_Goal of the exercise_: Copy the records below exactly, omitting any pictures they contain.

+---+

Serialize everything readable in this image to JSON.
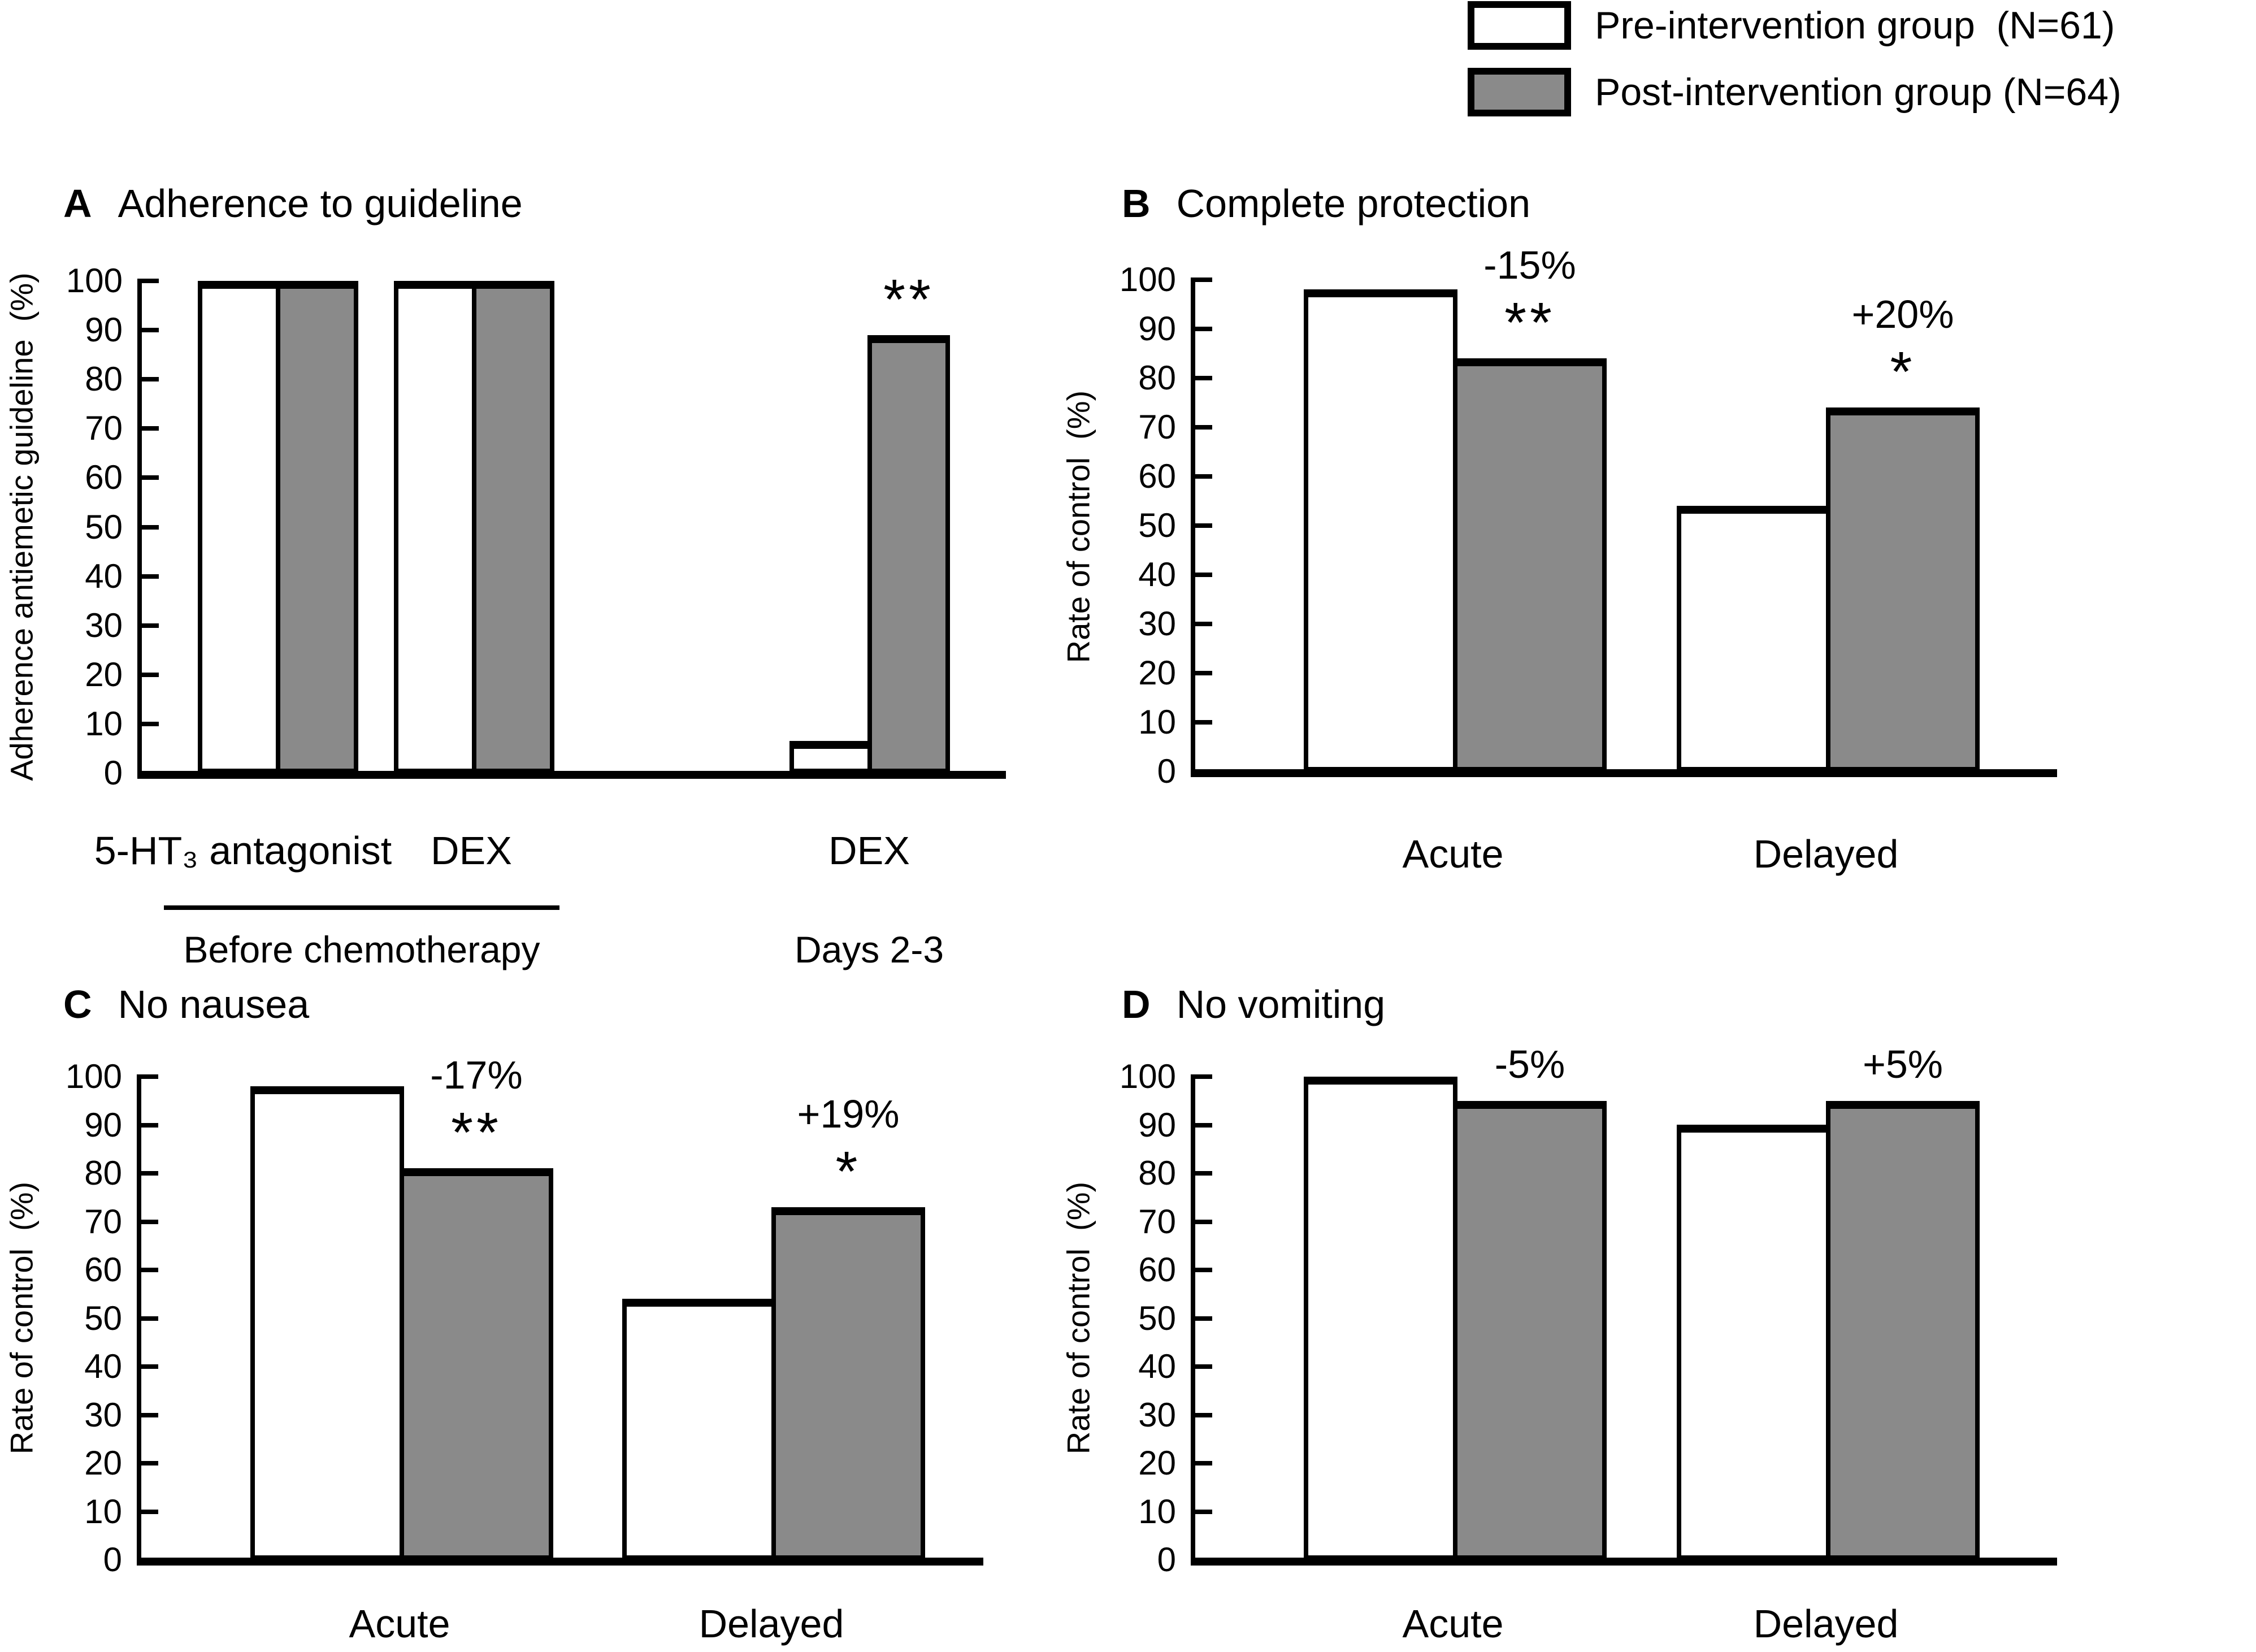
{
  "figure": {
    "colors": {
      "pre_fill": "#ffffff",
      "post_fill": "#8a8a8a",
      "ink": "#000000"
    },
    "legend": {
      "items": [
        {
          "swatch": "white",
          "label": "Pre-intervention group  (N=61)"
        },
        {
          "swatch": "gray",
          "label": "Post-intervention group (N=64)"
        }
      ]
    }
  },
  "chart_data": [
    {
      "id": "A",
      "type": "bar",
      "panel_letter": "A",
      "title": "Adherence to guideline",
      "ylabel": "Adherence antiemetic guideline  (%)",
      "ylim": [
        0,
        100
      ],
      "ytick_step": 10,
      "series_names": [
        "Pre-intervention group",
        "Post-intervention group"
      ],
      "groups": [
        {
          "label": "5-HT₃ antagonist",
          "pre": 100,
          "post": 100
        },
        {
          "label": "DEX",
          "pre": 100,
          "post": 100
        },
        {
          "label": "DEX",
          "pre": 6.5,
          "post": 89,
          "sig": "**"
        }
      ],
      "footnotes": [
        {
          "text": "Before chemotherapy",
          "underlined": true
        },
        {
          "text": "Days 2-3",
          "underlined": false
        }
      ]
    },
    {
      "id": "B",
      "type": "bar",
      "panel_letter": "B",
      "title": "Complete protection",
      "ylabel": "Rate of control  (%)",
      "ylim": [
        0,
        100
      ],
      "ytick_step": 10,
      "series_names": [
        "Pre-intervention group",
        "Post-intervention group"
      ],
      "groups": [
        {
          "label": "Acute",
          "pre": 98,
          "post": 84,
          "delta": "-15%",
          "sig": "**"
        },
        {
          "label": "Delayed",
          "pre": 54,
          "post": 74,
          "delta": "+20%",
          "sig": "*"
        }
      ]
    },
    {
      "id": "C",
      "type": "bar",
      "panel_letter": "C",
      "title": "No nausea",
      "ylabel": "Rate of control  (%)",
      "ylim": [
        0,
        100
      ],
      "ytick_step": 10,
      "series_names": [
        "Pre-intervention group",
        "Post-intervention group"
      ],
      "groups": [
        {
          "label": "Acute",
          "pre": 98,
          "post": 81,
          "delta": "-17%",
          "sig": "**"
        },
        {
          "label": "Delayed",
          "pre": 54,
          "post": 73,
          "delta": "+19%",
          "sig": "*"
        }
      ]
    },
    {
      "id": "D",
      "type": "bar",
      "panel_letter": "D",
      "title": "No vomiting",
      "ylabel": "Rate of control  (%)",
      "ylim": [
        0,
        100
      ],
      "ytick_step": 10,
      "series_names": [
        "Pre-intervention group",
        "Post-intervention group"
      ],
      "groups": [
        {
          "label": "Acute",
          "pre": 100,
          "post": 95,
          "delta": "-5%"
        },
        {
          "label": "Delayed",
          "pre": 90,
          "post": 95,
          "delta": "+5%"
        }
      ]
    }
  ]
}
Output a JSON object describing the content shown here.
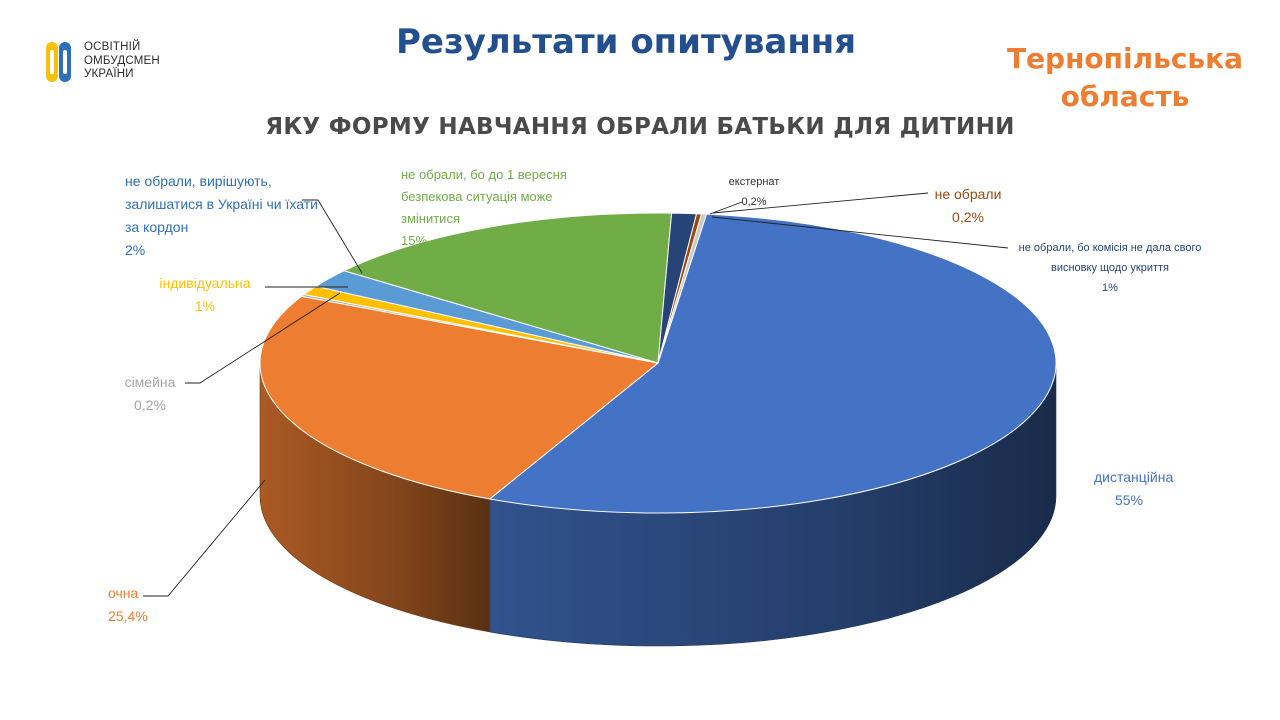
{
  "header": {
    "logo_lines": [
      "ОСВІТНІЙ",
      "ОМБУДСМЕН",
      "УКРАЇНИ"
    ],
    "page_title": "Результати опитування",
    "region_line1": "Тернопільська",
    "region_line2": "область"
  },
  "colors": {
    "title": "#244f8f",
    "region": "#ed7d31",
    "chart_title": "#4a4a4a"
  },
  "chart_data": {
    "type": "pie",
    "title": "ЯКУ ФОРМУ НАВЧАННЯ ОБРАЛИ БАТЬКИ ДЛЯ ДИТИНИ",
    "legend": "none",
    "slices": [
      {
        "label": "дистанційна",
        "value": 55,
        "value_text": "55%",
        "color": "#4472c4"
      },
      {
        "label": "очна",
        "value": 25.4,
        "value_text": "25,4%",
        "color": "#ed7d31"
      },
      {
        "label": "сімейна",
        "value": 0.2,
        "value_text": "0,2%",
        "color": "#a5a5a5"
      },
      {
        "label": "індивідуальна",
        "value": 1,
        "value_text": "1%",
        "color": "#ffc000"
      },
      {
        "label": "не обрали, вирішують, залишатися в Україні чи їхати за кордон",
        "value": 2,
        "value_text": "2%",
        "color": "#5b9bd5"
      },
      {
        "label": "не обрали, бо до 1 вересня безпекова ситуація може змінитися",
        "value": 15,
        "value_text": "15%",
        "color": "#70ad47"
      },
      {
        "label": "не обрали, бо комісія не дала свого висновку щодо укриття",
        "value": 1,
        "value_text": "1%",
        "color": "#264478"
      },
      {
        "label": "не обрали",
        "value": 0.2,
        "value_text": "0,2%",
        "color": "#9e480e"
      },
      {
        "label": "екстернат",
        "value": 0.2,
        "value_text": "0,2%",
        "color": "#c9c9c9"
      }
    ]
  }
}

+---+

_Written answer_:
Serialize everything readable in this image to JSON.
{
  "figure": {
    "colors": {
      "pre_fill": "#ffffff",
      "post_fill": "#8a8a8a",
      "ink": "#000000"
    },
    "legend": {
      "items": [
        {
          "swatch": "white",
          "label": "Pre-intervention group  (N=61)"
        },
        {
          "swatch": "gray",
          "label": "Post-intervention group (N=64)"
        }
      ]
    }
  },
  "chart_data": [
    {
      "id": "A",
      "type": "bar",
      "panel_letter": "A",
      "title": "Adherence to guideline",
      "ylabel": "Adherence antiemetic guideline  (%)",
      "ylim": [
        0,
        100
      ],
      "ytick_step": 10,
      "series_names": [
        "Pre-intervention group",
        "Post-intervention group"
      ],
      "groups": [
        {
          "label": "5-HT₃ antagonist",
          "pre": 100,
          "post": 100
        },
        {
          "label": "DEX",
          "pre": 100,
          "post": 100
        },
        {
          "label": "DEX",
          "pre": 6.5,
          "post": 89,
          "sig": "**"
        }
      ],
      "footnotes": [
        {
          "text": "Before chemotherapy",
          "underlined": true
        },
        {
          "text": "Days 2-3",
          "underlined": false
        }
      ]
    },
    {
      "id": "B",
      "type": "bar",
      "panel_letter": "B",
      "title": "Complete protection",
      "ylabel": "Rate of control  (%)",
      "ylim": [
        0,
        100
      ],
      "ytick_step": 10,
      "series_names": [
        "Pre-intervention group",
        "Post-intervention group"
      ],
      "groups": [
        {
          "label": "Acute",
          "pre": 98,
          "post": 84,
          "delta": "-15%",
          "sig": "**"
        },
        {
          "label": "Delayed",
          "pre": 54,
          "post": 74,
          "delta": "+20%",
          "sig": "*"
        }
      ]
    },
    {
      "id": "C",
      "type": "bar",
      "panel_letter": "C",
      "title": "No nausea",
      "ylabel": "Rate of control  (%)",
      "ylim": [
        0,
        100
      ],
      "ytick_step": 10,
      "series_names": [
        "Pre-intervention group",
        "Post-intervention group"
      ],
      "groups": [
        {
          "label": "Acute",
          "pre": 98,
          "post": 81,
          "delta": "-17%",
          "sig": "**"
        },
        {
          "label": "Delayed",
          "pre": 54,
          "post": 73,
          "delta": "+19%",
          "sig": "*"
        }
      ]
    },
    {
      "id": "D",
      "type": "bar",
      "panel_letter": "D",
      "title": "No vomiting",
      "ylabel": "Rate of control  (%)",
      "ylim": [
        0,
        100
      ],
      "ytick_step": 10,
      "series_names": [
        "Pre-intervention group",
        "Post-intervention group"
      ],
      "groups": [
        {
          "label": "Acute",
          "pre": 100,
          "post": 95,
          "delta": "-5%"
        },
        {
          "label": "Delayed",
          "pre": 90,
          "post": 95,
          "delta": "+5%"
        }
      ]
    }
  ]
}
Output a JSON object describing the content shown here.
{
  "header": {
    "logo_lines": [
      "ОСВІТНІЙ",
      "ОМБУДСМЕН",
      "УКРАЇНИ"
    ],
    "page_title": "Результати опитування",
    "region_line1": "Тернопільська",
    "region_line2": "область"
  },
  "colors": {
    "title": "#244f8f",
    "region": "#ed7d31",
    "chart_title": "#4a4a4a"
  },
  "chart_data": {
    "type": "pie",
    "title": "ЯКУ ФОРМУ НАВЧАННЯ ОБРАЛИ БАТЬКИ ДЛЯ ДИТИНИ",
    "legend": "none",
    "slices": [
      {
        "label": "дистанційна",
        "value": 55,
        "value_text": "55%",
        "color": "#4472c4"
      },
      {
        "label": "очна",
        "value": 25.4,
        "value_text": "25,4%",
        "color": "#ed7d31"
      },
      {
        "label": "сімейна",
        "value": 0.2,
        "value_text": "0,2%",
        "color": "#a5a5a5"
      },
      {
        "label": "індивідуальна",
        "value": 1,
        "value_text": "1%",
        "color": "#ffc000"
      },
      {
        "label": "не обрали, вирішують, залишатися в Україні чи їхати за кордон",
        "value": 2,
        "value_text": "2%",
        "color": "#5b9bd5"
      },
      {
        "label": "не обрали, бо до 1 вересня безпекова ситуація може змінитися",
        "value": 15,
        "value_text": "15%",
        "color": "#70ad47"
      },
      {
        "label": "не обрали, бо комісія не дала свого висновку щодо укриття",
        "value": 1,
        "value_text": "1%",
        "color": "#264478"
      },
      {
        "label": "не обрали",
        "value": 0.2,
        "value_text": "0,2%",
        "color": "#9e480e"
      },
      {
        "label": "екстернат",
        "value": 0.2,
        "value_text": "0,2%",
        "color": "#c9c9c9"
      }
    ]
  }
}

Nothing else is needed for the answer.